EXTRACTED INFORMATION »
= = = = =

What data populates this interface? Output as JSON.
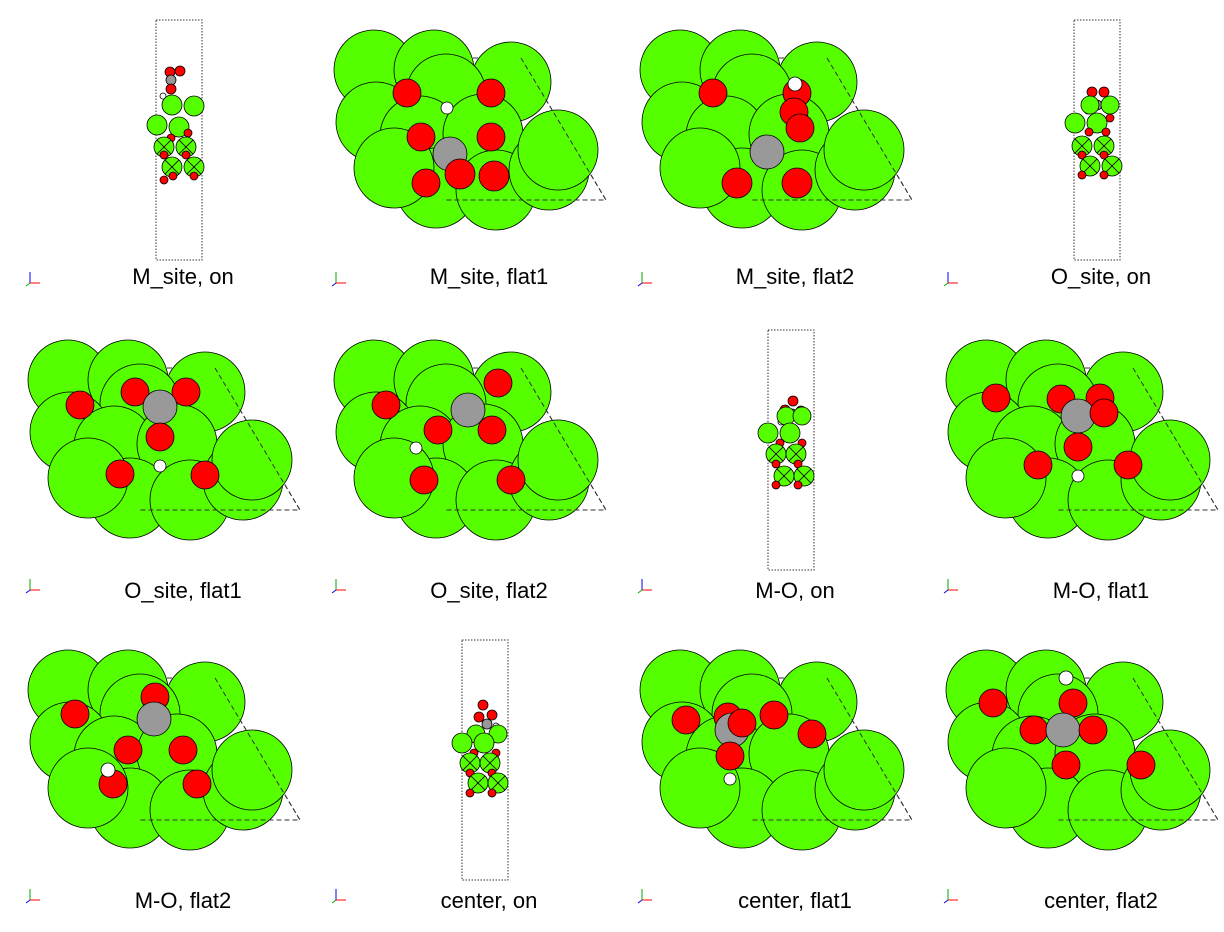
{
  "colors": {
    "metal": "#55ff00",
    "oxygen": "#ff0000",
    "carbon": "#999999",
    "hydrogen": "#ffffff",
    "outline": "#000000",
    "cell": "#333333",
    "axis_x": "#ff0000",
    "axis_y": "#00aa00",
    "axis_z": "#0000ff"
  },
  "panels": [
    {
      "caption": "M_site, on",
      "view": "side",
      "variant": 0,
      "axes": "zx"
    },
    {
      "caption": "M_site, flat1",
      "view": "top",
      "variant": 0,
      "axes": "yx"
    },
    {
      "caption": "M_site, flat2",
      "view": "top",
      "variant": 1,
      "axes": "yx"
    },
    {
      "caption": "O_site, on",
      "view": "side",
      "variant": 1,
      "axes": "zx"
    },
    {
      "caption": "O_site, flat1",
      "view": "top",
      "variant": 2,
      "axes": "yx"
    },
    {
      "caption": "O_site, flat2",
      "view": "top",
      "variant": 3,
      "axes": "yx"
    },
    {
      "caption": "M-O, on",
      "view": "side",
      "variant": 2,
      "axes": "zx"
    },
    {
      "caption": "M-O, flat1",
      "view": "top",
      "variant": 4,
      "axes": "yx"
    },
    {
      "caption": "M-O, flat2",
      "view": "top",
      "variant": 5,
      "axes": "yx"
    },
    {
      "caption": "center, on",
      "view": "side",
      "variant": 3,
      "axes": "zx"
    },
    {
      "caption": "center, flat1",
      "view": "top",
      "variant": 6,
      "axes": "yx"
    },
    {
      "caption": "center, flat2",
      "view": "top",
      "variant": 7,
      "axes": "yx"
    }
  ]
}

= = = = =

GIVEN EXERCISE » Determine how many lines above contain "center" as a word or string. Give the number alone.

SOLUTION TO THIS EXERCISE » 3